- **INSTRUCTIONS TO FOLLOW**: According to the employment agreement, on what date does the Initial Term end unless it is terminated earlier?

- **EXERCISE TEXT**:
***
Exhibit 10.1
EMPLOYMENT
AGREEMENT
This Employment Agreement (this
“Agreement”) is entered into on July 25, 2008,
effective as of July 25, 2008 (the Effective Date”),
between DaVita, Inc., a Delaware corporation (the
“Company”), and Kent J. Thiry (the
“Executive”).
WHEREAS, the Executive is currently
employed as Chairman of the Board and Chief Executive Officer of
the Company pursuant to an Employment Agreement dated as of
October 18, 1999, and as subsequently amended (the
“Prior Employment Agreement”); and
WHEREAS, the Company desires to
continue the employment of the Executive, and the Executive desires
to continue to be employed by the Company, upon the terms and
subject to the conditions set forth herein.
NOW, THEREFORE, in consideration of
the premises and the mutual agreements contained herein, the
Company and the Executive hereby agree as follows:
1. Employment .
The Company hereby agrees to employ
the Executive and the Executive hereby agrees to be employed by the
Company upon the terms and subject to the conditions contained in
this Agreement. The term of employment of the Executive by the
Company pursuant to this Agreement shall commence on the Effective
Date and, unless earlier terminated pursuant to Section 4
hereof, shall end on July 25, 2011 (the “Initial
Term”); provided that the term of this Agreement shall be
extended automatically for one additional year as of each
anniversary of the Effective Date, commencing with the second
anniversary of the Effective Date, unless no later than 90 days
prior to any such renewal date either the Board of Directors of the
Company (the “Board”), on behalf of the Company, or the
Executive gives written notice to the other that the term of this
Agreement shall not be so extended. The Initial Term and any
extension of the Initial Term pursuant to this Section 1 shall
be referred to herein as the “Employment
Period.”
2. Positions and Duties;
Responsibilities . (a) Positions and Duties . The
Company shall employ the Executive during the Employment Period as
its Chairman of the Board and as its Chief Executive Officer. The
Executive shall report to the Board. During the Employment Period,
the Executive shall perform faithfully and loyally and to the best
of the Executive’s abilities the duties assigned to the
Executive hereunder and shall devote the Executive’s full
business time, attention and effort to the affairs of the Company
and its subsidiaries and shall use the Executive’s reasonable
best efforts to promote the interests of the Company and its
subsidiaries.
(b) Responsibilities .
***
- **DATASET EXCERPTS**:
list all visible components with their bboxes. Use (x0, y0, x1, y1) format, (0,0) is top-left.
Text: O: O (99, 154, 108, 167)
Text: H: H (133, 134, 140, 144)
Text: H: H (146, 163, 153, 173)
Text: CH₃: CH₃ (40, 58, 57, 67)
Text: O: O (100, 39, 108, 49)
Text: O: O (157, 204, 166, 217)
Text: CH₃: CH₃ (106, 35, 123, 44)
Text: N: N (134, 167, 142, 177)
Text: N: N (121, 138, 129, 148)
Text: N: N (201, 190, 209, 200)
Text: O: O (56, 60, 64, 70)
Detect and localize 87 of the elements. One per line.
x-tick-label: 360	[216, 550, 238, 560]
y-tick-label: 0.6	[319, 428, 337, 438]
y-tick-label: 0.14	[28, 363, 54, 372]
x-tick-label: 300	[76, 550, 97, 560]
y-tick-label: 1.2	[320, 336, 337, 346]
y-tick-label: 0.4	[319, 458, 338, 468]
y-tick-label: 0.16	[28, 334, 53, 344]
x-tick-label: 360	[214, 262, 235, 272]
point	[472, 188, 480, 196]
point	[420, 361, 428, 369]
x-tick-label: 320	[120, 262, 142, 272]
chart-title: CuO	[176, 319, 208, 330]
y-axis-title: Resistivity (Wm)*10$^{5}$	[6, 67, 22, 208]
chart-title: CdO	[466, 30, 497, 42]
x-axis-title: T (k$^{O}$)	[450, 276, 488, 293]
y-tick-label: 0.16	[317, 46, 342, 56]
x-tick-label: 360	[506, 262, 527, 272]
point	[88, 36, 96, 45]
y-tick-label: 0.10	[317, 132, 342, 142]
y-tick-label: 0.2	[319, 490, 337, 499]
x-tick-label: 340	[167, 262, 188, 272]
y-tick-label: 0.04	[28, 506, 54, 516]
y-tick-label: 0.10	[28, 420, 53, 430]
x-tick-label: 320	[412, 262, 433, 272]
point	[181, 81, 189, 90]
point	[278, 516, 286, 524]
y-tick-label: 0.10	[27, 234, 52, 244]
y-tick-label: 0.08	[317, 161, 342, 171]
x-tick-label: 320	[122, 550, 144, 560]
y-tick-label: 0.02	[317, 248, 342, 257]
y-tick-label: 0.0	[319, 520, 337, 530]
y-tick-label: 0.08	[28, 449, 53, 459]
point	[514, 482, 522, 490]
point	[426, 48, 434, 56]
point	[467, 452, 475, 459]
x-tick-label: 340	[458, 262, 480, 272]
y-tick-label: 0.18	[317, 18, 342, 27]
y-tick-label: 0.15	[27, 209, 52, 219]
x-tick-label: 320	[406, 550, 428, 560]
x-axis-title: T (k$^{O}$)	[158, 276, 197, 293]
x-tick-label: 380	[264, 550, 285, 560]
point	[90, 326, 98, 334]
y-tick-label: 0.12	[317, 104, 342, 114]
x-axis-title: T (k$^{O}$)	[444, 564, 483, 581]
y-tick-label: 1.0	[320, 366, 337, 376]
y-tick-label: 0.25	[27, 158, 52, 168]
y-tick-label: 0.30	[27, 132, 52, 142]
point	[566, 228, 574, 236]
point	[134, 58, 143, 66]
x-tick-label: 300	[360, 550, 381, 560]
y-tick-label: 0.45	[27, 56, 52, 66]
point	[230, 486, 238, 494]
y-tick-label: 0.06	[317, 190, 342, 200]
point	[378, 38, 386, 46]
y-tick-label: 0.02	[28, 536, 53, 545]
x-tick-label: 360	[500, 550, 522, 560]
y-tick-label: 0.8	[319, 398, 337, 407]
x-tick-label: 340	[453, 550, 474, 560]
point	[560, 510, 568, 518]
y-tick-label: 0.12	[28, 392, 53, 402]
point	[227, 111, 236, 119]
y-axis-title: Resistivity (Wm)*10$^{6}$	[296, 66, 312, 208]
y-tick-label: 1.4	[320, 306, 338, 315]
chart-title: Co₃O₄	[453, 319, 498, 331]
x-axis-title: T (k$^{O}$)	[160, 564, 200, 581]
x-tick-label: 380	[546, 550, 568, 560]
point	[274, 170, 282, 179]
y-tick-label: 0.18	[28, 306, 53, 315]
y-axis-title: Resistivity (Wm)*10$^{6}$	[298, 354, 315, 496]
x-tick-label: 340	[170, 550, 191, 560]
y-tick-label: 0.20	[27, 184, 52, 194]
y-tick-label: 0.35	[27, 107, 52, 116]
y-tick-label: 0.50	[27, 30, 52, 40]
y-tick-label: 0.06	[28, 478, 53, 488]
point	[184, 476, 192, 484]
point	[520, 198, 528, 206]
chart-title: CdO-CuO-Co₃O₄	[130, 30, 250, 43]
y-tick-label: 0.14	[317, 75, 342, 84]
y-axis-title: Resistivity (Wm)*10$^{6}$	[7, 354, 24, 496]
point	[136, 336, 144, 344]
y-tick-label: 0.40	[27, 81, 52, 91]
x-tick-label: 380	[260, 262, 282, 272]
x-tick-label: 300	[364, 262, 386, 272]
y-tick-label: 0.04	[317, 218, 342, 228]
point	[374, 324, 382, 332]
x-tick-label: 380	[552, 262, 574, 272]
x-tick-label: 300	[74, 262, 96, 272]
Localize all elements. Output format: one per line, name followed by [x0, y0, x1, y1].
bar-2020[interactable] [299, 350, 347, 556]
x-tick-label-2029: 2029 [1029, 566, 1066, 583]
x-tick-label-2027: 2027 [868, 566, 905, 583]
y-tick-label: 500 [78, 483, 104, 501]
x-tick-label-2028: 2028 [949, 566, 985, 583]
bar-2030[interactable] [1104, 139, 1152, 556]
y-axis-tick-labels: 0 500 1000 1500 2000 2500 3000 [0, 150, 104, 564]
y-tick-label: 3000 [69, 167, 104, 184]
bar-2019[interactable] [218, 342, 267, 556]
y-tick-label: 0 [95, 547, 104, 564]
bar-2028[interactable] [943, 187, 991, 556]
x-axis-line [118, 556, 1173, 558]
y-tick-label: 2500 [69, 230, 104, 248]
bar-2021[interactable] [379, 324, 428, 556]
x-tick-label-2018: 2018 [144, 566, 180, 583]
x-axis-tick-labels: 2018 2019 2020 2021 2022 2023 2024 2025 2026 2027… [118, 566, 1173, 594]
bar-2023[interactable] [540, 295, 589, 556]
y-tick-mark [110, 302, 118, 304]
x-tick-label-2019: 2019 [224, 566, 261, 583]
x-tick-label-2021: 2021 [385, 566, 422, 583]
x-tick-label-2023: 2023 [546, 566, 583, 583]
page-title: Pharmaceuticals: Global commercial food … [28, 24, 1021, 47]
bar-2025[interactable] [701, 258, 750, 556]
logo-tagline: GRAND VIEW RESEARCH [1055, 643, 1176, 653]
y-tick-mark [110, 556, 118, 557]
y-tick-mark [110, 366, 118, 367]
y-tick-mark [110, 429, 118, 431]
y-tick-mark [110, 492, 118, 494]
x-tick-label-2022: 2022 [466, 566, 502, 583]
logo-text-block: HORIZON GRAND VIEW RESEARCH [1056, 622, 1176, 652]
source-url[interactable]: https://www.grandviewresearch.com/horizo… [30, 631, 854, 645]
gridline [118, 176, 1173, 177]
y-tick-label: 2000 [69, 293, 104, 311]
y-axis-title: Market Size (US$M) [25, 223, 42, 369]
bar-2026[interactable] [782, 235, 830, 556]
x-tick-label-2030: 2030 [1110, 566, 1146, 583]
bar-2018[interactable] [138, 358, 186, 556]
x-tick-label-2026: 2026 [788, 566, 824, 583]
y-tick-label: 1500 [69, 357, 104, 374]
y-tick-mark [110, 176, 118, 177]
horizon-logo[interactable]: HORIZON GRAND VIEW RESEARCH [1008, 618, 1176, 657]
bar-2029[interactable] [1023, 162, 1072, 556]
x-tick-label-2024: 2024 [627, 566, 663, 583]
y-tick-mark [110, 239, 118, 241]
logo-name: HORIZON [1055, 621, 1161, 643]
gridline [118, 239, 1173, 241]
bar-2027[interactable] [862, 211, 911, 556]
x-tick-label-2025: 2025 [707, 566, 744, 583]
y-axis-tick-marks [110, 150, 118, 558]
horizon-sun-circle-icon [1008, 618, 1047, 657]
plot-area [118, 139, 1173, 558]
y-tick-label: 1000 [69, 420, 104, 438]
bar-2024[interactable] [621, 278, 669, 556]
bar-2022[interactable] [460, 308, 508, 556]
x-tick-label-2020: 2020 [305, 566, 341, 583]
***
- **RESULT OF THIS TASK**: July 25, 2011